=== Exercise task ===
Format the lines of every record below as one numbered list, omitting blank lines.

Extracted records
"""

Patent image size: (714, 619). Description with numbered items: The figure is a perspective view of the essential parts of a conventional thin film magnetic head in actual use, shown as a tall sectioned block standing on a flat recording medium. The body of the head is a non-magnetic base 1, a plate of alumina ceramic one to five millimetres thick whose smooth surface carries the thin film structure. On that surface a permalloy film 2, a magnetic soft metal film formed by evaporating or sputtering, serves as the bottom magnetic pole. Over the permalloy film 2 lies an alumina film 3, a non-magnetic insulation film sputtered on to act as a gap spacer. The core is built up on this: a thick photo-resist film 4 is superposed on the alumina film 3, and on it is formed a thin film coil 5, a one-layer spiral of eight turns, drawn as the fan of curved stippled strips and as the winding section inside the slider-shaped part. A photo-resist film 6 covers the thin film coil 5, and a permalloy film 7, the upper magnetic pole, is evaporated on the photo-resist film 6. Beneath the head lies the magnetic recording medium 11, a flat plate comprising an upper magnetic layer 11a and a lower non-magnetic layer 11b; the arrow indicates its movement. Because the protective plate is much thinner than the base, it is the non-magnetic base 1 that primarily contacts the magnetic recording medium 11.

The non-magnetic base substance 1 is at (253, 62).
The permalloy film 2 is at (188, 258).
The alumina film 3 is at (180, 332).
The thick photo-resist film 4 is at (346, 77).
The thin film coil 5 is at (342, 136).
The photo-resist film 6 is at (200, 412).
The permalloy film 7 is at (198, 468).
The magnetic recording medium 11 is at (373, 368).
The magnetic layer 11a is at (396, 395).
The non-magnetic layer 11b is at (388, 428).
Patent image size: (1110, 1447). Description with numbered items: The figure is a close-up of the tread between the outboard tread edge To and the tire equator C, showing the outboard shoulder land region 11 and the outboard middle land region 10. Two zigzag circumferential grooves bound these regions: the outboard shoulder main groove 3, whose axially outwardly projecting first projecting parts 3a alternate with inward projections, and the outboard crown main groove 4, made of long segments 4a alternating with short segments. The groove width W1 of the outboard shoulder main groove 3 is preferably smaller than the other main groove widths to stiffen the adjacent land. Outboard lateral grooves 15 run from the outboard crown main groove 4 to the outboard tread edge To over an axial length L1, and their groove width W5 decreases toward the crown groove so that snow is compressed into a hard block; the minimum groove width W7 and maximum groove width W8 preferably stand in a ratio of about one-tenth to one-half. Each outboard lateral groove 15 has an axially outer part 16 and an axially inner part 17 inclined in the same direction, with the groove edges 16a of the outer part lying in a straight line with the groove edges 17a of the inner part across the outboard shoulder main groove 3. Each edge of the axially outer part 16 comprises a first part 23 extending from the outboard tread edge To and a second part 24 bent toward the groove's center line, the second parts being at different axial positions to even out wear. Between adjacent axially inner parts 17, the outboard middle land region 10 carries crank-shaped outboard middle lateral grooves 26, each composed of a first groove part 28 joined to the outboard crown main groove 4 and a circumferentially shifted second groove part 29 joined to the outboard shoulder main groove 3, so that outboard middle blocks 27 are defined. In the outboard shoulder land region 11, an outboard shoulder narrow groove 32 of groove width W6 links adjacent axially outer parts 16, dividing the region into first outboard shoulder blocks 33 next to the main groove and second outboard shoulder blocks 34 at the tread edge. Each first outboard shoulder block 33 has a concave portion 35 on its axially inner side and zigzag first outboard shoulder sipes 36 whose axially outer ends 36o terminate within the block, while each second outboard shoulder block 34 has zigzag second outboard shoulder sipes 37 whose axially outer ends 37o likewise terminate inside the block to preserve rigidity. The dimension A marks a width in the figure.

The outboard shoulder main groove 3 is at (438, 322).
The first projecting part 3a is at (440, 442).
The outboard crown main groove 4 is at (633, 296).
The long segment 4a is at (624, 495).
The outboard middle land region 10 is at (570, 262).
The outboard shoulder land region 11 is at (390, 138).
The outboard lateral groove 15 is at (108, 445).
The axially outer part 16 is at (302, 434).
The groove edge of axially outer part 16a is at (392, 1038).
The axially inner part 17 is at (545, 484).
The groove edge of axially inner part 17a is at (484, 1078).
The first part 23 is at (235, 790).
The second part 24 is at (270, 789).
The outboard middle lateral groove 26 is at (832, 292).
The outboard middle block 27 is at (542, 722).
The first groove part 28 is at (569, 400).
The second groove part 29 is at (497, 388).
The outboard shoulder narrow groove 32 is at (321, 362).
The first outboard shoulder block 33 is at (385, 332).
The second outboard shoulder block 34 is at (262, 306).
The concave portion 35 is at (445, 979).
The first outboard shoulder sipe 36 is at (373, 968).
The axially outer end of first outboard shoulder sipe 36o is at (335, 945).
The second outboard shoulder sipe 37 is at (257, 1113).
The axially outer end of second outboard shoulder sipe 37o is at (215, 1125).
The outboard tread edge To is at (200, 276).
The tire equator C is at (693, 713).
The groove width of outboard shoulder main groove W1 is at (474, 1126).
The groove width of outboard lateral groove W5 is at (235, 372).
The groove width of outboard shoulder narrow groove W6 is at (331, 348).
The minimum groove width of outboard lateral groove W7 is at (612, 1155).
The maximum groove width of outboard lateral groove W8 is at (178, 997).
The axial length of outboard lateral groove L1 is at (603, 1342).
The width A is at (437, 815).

"""

=== Complete response ===
1. Patent image size: (714, 619). Description with numbered items: The figure is a perspective view of the essential parts of a conventional thin film magnetic head in actual use, shown as a tall sectioned block standing on a flat recording medium. The body of the head is a non-magnetic base 1, a plate of alumina ceramic one to five millimetres thick whose smooth surface carries the thin film structure. On that surface a permalloy film 2, a magnetic soft metal film formed by evaporating or sputtering, serves as the bottom magnetic pole. Over the permalloy film 2 lies an alumina film 3, a non-magnetic insulation film sputtered on to act as a gap spacer. The core is built up on this: a thick photo-resist film 4 is superposed on the alumina film 3, and on it is formed a thin film coil 5, a one-layer spiral of eight turns, drawn as the fan of curved stippled strips and as the winding section inside the slider-shaped part. A photo-resist film 6 covers the thin film coil 5, and a permalloy film 7, the upper magnetic pole, is evaporated on the photo-resist film 6. Beneath the head lies the magnetic recording medium 11, a flat plate comprising an upper magnetic layer 11a and a lower non-magnetic layer 11b; the arrow indicates its movement. Because the protective plate is much thinner than the base, it is the non-magnetic base 1 that primarily contacts the magnetic recording medium 11.
2. The non-magnetic base substance 1 is at (253, 62).
3. The permalloy film 2 is at (188, 258).
4. The alumina film 3 is at (180, 332).
5. The thick photo-resist film 4 is at (346, 77).
6. The thin film coil 5 is at (342, 136).
7. The photo-resist film 6 is at (200, 412).
8. The permalloy film 7 is at (198, 468).
9. The magnetic recording medium 11 is at (373, 368).
10. The magnetic layer 11a is at (396, 395).
11. The non-magnetic layer 11b is at (388, 428).
12. Patent image size: (1110, 1447). Description with numbered items: The figure is a close-up of the tread between the outboard tread edge To and the tire equator C, showing the outboard shoulder land region 11 and the outboard middle land region 10. Two zigzag circumferential grooves bound these regions: the outboard shoulder main groove 3, whose axially outwardly projecting first projecting parts 3a alternate with inward projections, and the outboard crown main groove 4, made of long segments 4a alternating with short segments. The groove width W1 of the outboard shoulder main groove 3 is preferably smaller than the other main groove widths to stiffen the adjacent land. Outboard lateral grooves 15 run from the outboard crown main groove 4 to the outboard tread edge To over an axial length L1, and their groove width W5 decreases toward the crown groove so that snow is compressed into a hard block; the minimum groove width W7 and maximum groove width W8 preferably stand in a ratio of about one-tenth to one-half. Each outboard lateral groove 15 has an axially outer part 16 and an axially inner part 17 inclined in the same direction, with the groove edges 16a of the outer part lying in a straight line with the groove edges 17a of the inner part across the outboard shoulder main groove 3. Each edge of the axially outer part 16 comprises a first part 23 extending from the outboard tread edge To and a second part 24 bent toward the groove's center line, the second parts being at different axial positions to even out wear. Between adjacent axially inner parts 17, the outboard middle land region 10 carries crank-shaped outboard middle lateral grooves 26, each composed of a first groove part 28 joined to the outboard crown main groove 4 and a circumferentially shifted second groove part 29 joined to the outboard shoulder main groove 3, so that outboard middle blocks 27 are defined. In the outboard shoulder land region 11, an outboard shoulder narrow groove 32 of groove width W6 links adjacent axially outer parts 16, dividing the region into first outboard shoulder blocks 33 next to the main groove and second outboard shoulder blocks 34 at the tread edge. Each first outboard shoulder block 33 has a concave portion 35 on its axially inner side and zigzag first outboard shoulder sipes 36 whose axially outer ends 36o terminate within the block, while each second outboard shoulder block 34 has zigzag second outboard shoulder sipes 37 whose axially outer ends 37o likewise terminate inside the block to preserve rigidity. The dimension A marks a width in the figure.
13. The outboard shoulder main groove 3 is at (438, 322).
14. The first projecting part 3a is at (440, 442).
15. The outboard crown main groove 4 is at (633, 296).
16. The long segment 4a is at (624, 495).
17. The outboard middle land region 10 is at (570, 262).
18. The outboard shoulder land region 11 is at (390, 138).
19. The outboard lateral groove 15 is at (108, 445).
20. The axially outer part 16 is at (302, 434).
21. The groove edge of axially outer part 16a is at (392, 1038).
22. The axially inner part 17 is at (545, 484).
23. The groove edge of axially inner part 17a is at (484, 1078).
24. The first part 23 is at (235, 790).
25. The second part 24 is at (270, 789).
26. The outboard middle lateral groove 26 is at (832, 292).
27. The outboard middle block 27 is at (542, 722).
28. The first groove part 28 is at (569, 400).
29. The second groove part 29 is at (497, 388).
30. The outboard shoulder narrow groove 32 is at (321, 362).
31. The first outboard shoulder block 33 is at (385, 332).
32. The second outboard shoulder block 34 is at (262, 306).
33. The concave portion 35 is at (445, 979).
34. The first outboard shoulder sipe 36 is at (373, 968).
35. The axially outer end of first outboard shoulder sipe 36o is at (335, 945).
36. The second outboard shoulder sipe 37 is at (257, 1113).
37. The axially outer end of second outboard shoulder sipe 37o is at (215, 1125).
38. The outboard tread edge To is at (200, 276).
39. The tire equator C is at (693, 713).
40. The groove width of outboard shoulder main groove W1 is at (474, 1126).
41. The groove width of outboard lateral groove W5 is at (235, 372).
42. The groove width of outboard shoulder narrow groove W6 is at (331, 348).
43. The minimum groove width of outboard lateral groove W7 is at (612, 1155).
44. The maximum groove width of outboard lateral groove W8 is at (178, 997).
45. The axial length of outboard lateral groove L1 is at (603, 1342).
46. The width A is at (437, 815).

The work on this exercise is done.